→ **What this task involves**
Exclude the pictures and reproduce the remaining data exactly as written.

→ **Extracted entries**
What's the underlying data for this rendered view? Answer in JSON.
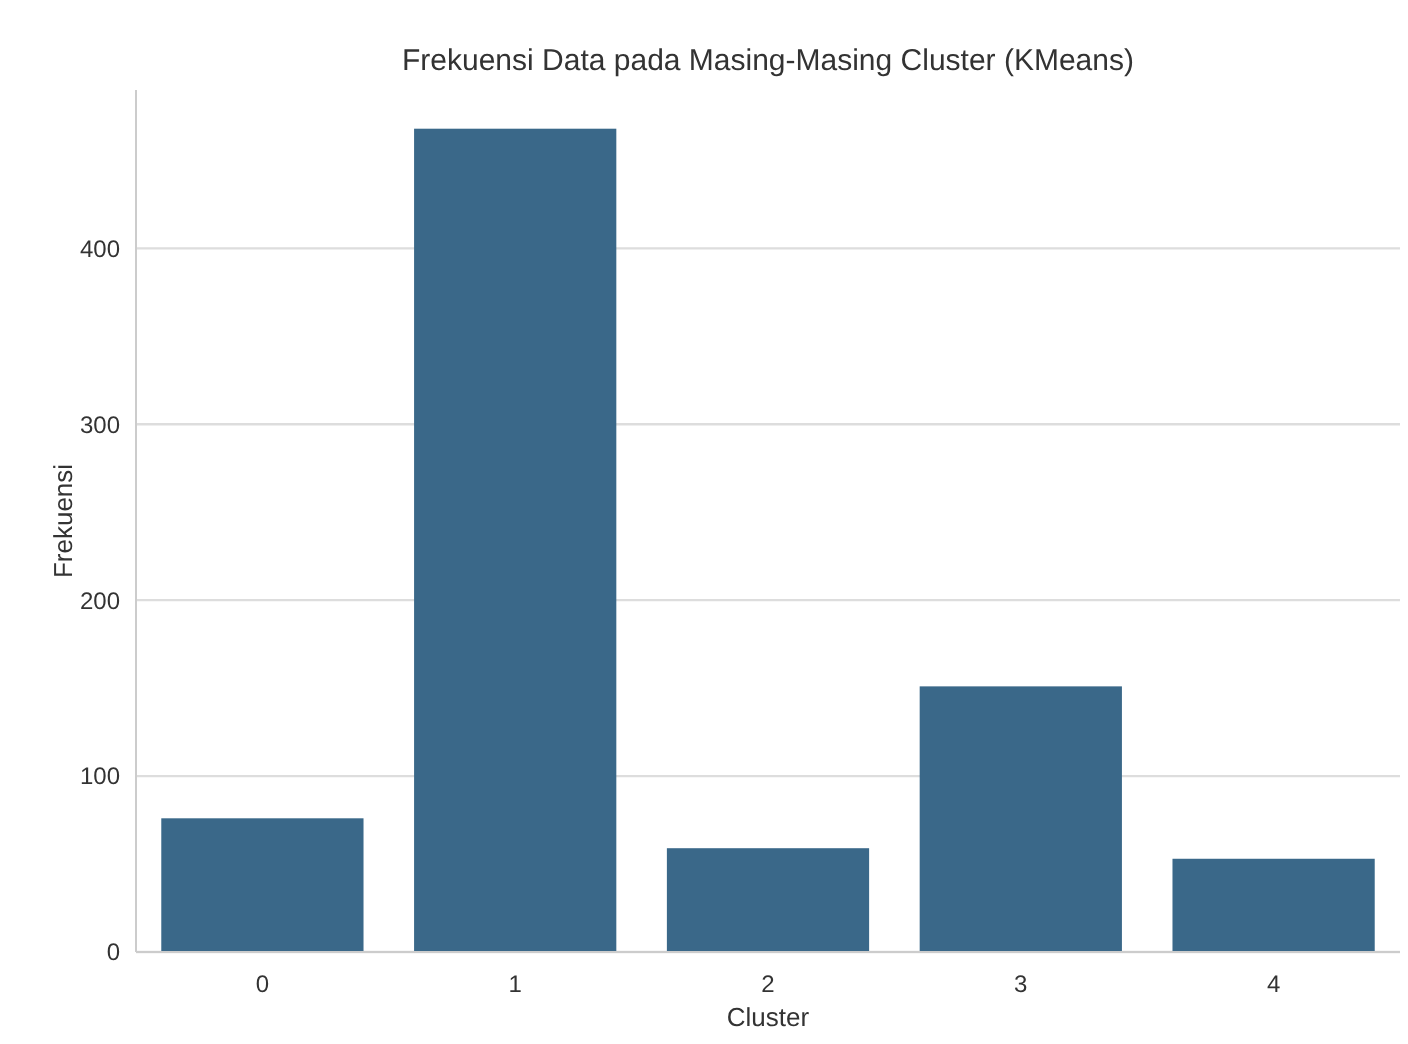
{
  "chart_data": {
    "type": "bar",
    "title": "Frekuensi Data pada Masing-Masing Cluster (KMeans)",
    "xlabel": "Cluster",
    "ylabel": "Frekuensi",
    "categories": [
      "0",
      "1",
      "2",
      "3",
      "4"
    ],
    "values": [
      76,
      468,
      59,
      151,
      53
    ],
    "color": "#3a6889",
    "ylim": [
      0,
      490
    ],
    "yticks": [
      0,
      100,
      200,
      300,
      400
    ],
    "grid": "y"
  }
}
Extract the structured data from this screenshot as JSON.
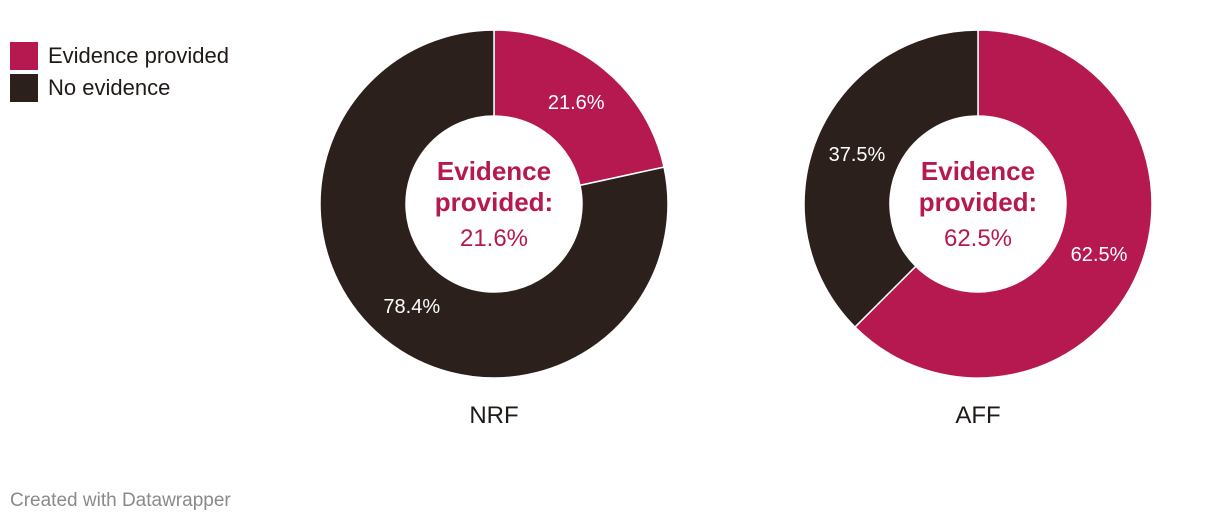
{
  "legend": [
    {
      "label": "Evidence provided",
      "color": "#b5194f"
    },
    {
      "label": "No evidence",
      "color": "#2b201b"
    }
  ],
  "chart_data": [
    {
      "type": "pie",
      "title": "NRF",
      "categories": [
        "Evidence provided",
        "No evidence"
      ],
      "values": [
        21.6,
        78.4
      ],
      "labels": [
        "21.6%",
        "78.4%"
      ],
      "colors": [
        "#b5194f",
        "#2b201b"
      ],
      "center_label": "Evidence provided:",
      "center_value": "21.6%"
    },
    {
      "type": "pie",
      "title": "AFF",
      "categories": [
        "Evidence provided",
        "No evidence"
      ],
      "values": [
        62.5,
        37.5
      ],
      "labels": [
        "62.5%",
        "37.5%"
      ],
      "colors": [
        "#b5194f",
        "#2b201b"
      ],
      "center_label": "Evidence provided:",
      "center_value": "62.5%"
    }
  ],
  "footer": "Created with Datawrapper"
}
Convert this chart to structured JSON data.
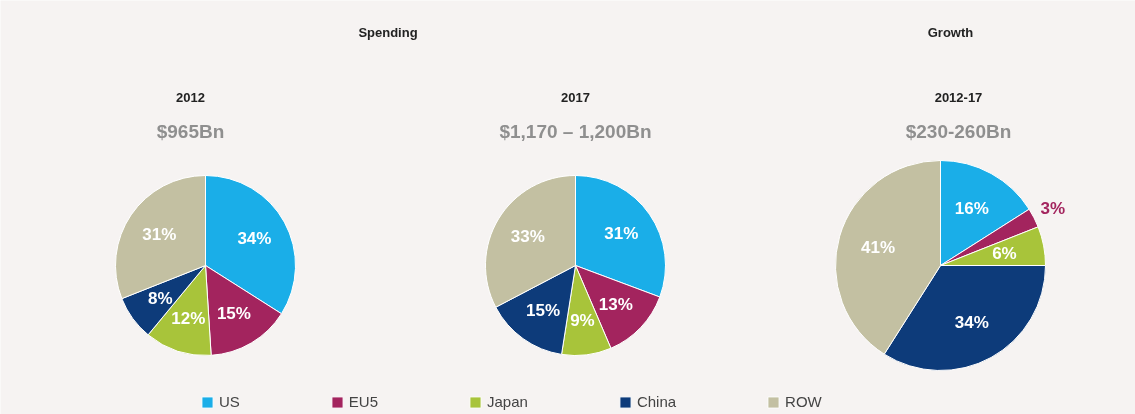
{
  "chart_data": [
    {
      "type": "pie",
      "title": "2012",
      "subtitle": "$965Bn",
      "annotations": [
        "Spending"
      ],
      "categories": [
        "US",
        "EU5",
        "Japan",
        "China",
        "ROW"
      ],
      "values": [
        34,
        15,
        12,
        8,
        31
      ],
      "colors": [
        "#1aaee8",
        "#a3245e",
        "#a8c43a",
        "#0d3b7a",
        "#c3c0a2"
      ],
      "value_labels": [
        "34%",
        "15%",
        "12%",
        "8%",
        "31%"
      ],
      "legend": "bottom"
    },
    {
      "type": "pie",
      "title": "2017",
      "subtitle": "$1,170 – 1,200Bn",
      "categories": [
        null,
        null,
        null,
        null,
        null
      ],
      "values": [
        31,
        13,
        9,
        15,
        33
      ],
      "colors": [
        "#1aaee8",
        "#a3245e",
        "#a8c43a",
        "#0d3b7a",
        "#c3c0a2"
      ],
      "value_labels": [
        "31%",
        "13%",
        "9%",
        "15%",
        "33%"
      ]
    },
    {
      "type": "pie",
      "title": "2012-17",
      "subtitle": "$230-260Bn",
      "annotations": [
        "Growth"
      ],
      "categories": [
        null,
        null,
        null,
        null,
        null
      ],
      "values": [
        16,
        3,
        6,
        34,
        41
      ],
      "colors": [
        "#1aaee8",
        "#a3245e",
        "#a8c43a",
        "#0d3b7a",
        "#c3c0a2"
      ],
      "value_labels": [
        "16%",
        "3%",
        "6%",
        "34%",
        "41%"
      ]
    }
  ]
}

→ **Solved problem**
What's the underlying data for this rendered view? Answer in JSON.
{
  "chart_data": {
    "type": "bar",
    "title": "Frekuensi Data pada Masing-Masing Cluster (KMeans)",
    "xlabel": "Cluster",
    "ylabel": "Frekuensi",
    "categories": [
      "0",
      "1",
      "2",
      "3",
      "4"
    ],
    "values": [
      76,
      468,
      59,
      151,
      53
    ],
    "color": "#3a6889",
    "ylim": [
      0,
      490
    ],
    "yticks": [
      0,
      100,
      200,
      300,
      400
    ],
    "grid": "y"
  }
}
Extract the structured data from this screenshot as JSON.
{
  "legend": [
    {
      "label": "Evidence provided",
      "color": "#b5194f"
    },
    {
      "label": "No evidence",
      "color": "#2b201b"
    }
  ],
  "chart_data": [
    {
      "type": "pie",
      "title": "NRF",
      "categories": [
        "Evidence provided",
        "No evidence"
      ],
      "values": [
        21.6,
        78.4
      ],
      "labels": [
        "21.6%",
        "78.4%"
      ],
      "colors": [
        "#b5194f",
        "#2b201b"
      ],
      "center_label": "Evidence provided:",
      "center_value": "21.6%"
    },
    {
      "type": "pie",
      "title": "AFF",
      "categories": [
        "Evidence provided",
        "No evidence"
      ],
      "values": [
        62.5,
        37.5
      ],
      "labels": [
        "62.5%",
        "37.5%"
      ],
      "colors": [
        "#b5194f",
        "#2b201b"
      ],
      "center_label": "Evidence provided:",
      "center_value": "62.5%"
    }
  ],
  "footer": "Created with Datawrapper"
}
Convert this chart to structured JSON data.
{
  "chart_data": [
    {
      "type": "pie",
      "title": "2012",
      "subtitle": "$965Bn",
      "annotations": [
        "Spending"
      ],
      "categories": [
        "US",
        "EU5",
        "Japan",
        "China",
        "ROW"
      ],
      "values": [
        34,
        15,
        12,
        8,
        31
      ],
      "colors": [
        "#1aaee8",
        "#a3245e",
        "#a8c43a",
        "#0d3b7a",
        "#c3c0a2"
      ],
      "value_labels": [
        "34%",
        "15%",
        "12%",
        "8%",
        "31%"
      ],
      "legend": "bottom"
    },
    {
      "type": "pie",
      "title": "2017",
      "subtitle": "$1,170 – 1,200Bn",
      "categories": [
        null,
        null,
        null,
        null,
        null
      ],
      "values": [
        31,
        13,
        9,
        15,
        33
      ],
      "colors": [
        "#1aaee8",
        "#a3245e",
        "#a8c43a",
        "#0d3b7a",
        "#c3c0a2"
      ],
      "value_labels": [
        "31%",
        "13%",
        "9%",
        "15%",
        "33%"
      ]
    },
    {
      "type": "pie",
      "title": "2012-17",
      "subtitle": "$230-260Bn",
      "annotations": [
        "Growth"
      ],
      "categories": [
        null,
        null,
        null,
        null,
        null
      ],
      "values": [
        16,
        3,
        6,
        34,
        41
      ],
      "colors": [
        "#1aaee8",
        "#a3245e",
        "#a8c43a",
        "#0d3b7a",
        "#c3c0a2"
      ],
      "value_labels": [
        "16%",
        "3%",
        "6%",
        "34%",
        "41%"
      ]
    }
  ]
}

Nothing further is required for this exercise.